» **Set problem**:
Every line that holds "commissions" should be shown.

• • • • • • •

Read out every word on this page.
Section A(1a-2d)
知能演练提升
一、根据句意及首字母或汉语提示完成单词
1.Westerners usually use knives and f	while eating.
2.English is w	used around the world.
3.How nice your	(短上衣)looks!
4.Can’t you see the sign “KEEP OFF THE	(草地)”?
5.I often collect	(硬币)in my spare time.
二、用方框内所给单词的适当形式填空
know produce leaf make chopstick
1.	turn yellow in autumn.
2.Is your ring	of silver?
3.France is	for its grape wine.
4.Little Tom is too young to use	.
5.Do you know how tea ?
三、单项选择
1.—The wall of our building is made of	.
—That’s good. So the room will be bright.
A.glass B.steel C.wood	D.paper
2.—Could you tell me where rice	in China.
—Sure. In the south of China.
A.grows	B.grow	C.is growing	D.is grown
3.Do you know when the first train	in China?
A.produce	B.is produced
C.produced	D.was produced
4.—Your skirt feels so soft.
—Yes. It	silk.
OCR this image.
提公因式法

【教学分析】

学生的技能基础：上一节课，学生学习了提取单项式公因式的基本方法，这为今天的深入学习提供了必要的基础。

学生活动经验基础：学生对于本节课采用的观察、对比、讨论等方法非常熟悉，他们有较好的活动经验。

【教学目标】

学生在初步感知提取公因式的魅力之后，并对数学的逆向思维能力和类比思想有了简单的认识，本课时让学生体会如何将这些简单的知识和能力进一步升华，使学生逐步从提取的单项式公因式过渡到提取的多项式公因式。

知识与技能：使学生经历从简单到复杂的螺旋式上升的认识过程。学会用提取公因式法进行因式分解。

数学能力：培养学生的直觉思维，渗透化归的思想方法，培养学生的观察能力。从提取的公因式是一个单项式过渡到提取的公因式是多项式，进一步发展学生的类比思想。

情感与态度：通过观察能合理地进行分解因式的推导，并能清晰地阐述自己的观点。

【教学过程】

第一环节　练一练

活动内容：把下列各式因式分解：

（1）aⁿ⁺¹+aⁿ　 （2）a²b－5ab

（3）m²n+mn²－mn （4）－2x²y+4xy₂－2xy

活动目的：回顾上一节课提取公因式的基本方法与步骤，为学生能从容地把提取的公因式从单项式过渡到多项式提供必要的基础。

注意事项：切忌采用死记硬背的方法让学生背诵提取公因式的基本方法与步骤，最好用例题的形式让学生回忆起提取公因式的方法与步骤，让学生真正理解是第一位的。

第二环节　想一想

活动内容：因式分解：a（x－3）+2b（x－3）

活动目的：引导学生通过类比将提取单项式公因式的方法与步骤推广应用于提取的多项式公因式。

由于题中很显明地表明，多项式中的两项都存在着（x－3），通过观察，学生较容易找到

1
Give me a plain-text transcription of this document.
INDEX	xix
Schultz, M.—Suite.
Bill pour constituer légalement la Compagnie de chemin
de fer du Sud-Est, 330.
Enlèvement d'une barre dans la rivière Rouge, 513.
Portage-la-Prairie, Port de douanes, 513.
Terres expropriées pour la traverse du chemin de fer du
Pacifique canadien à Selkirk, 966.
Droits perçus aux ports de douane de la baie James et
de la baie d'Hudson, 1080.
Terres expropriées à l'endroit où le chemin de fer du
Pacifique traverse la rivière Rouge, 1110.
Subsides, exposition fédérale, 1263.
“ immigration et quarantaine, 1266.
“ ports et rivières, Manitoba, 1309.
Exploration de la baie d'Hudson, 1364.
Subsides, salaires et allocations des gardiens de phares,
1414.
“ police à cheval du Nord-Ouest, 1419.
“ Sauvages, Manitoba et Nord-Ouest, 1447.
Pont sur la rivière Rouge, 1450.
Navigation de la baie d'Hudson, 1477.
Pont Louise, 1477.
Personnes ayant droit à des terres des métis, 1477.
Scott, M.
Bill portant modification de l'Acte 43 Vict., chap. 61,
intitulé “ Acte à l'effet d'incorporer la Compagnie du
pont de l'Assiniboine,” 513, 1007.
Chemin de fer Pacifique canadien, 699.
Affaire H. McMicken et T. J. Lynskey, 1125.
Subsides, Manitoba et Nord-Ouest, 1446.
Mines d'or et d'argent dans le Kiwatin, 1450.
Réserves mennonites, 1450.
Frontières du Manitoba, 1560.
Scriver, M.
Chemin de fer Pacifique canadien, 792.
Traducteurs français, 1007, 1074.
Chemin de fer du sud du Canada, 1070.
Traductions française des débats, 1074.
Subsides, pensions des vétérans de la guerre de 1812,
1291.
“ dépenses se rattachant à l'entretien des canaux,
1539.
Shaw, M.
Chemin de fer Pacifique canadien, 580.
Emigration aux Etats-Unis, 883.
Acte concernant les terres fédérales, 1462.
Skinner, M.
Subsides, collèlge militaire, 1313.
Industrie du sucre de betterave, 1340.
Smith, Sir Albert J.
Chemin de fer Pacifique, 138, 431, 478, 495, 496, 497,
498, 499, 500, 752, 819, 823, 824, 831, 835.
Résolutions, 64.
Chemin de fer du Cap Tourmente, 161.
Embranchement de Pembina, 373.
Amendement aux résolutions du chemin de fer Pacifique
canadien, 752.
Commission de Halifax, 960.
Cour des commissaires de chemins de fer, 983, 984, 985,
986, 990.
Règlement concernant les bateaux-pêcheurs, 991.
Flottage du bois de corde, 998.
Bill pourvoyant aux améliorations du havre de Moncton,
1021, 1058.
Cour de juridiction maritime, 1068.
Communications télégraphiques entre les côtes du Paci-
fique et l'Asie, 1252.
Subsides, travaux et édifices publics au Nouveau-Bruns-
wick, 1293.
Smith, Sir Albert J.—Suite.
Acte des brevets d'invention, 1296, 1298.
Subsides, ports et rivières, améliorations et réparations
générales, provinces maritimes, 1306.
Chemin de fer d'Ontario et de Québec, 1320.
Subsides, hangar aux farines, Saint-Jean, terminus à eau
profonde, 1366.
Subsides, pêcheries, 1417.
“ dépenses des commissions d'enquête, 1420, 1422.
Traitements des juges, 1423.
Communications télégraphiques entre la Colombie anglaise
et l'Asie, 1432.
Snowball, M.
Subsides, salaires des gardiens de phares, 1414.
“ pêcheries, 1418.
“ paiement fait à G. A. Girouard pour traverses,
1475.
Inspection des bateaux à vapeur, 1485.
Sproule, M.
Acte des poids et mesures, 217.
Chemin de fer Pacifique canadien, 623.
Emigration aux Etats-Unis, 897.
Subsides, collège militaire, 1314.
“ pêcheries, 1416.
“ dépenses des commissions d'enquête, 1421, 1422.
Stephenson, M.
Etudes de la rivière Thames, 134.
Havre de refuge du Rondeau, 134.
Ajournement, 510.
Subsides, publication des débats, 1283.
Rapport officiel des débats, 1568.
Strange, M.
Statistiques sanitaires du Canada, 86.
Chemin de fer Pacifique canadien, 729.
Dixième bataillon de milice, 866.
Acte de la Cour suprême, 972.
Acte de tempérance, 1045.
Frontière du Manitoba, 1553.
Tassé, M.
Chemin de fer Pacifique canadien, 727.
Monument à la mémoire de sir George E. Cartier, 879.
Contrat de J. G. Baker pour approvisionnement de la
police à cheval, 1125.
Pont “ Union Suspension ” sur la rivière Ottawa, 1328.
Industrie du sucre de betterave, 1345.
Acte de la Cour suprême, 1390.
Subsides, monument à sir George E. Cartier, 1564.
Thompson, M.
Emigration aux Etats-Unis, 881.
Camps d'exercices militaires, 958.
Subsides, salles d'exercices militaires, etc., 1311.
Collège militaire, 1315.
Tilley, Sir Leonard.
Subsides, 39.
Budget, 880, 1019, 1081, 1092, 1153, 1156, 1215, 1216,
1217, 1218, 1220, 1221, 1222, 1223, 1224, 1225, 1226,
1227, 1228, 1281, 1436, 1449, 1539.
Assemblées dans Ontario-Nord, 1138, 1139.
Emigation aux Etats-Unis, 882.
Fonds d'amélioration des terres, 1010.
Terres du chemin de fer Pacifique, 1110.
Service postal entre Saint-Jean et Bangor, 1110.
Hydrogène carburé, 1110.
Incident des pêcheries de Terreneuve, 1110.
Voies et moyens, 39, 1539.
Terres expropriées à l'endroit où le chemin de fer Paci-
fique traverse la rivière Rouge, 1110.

• • • • • • •

» **The answer**:
“ dépenses des commissions d'enquête, 1420, 1422.
“ dépenses des commissions d'enquête, 1421, 1422.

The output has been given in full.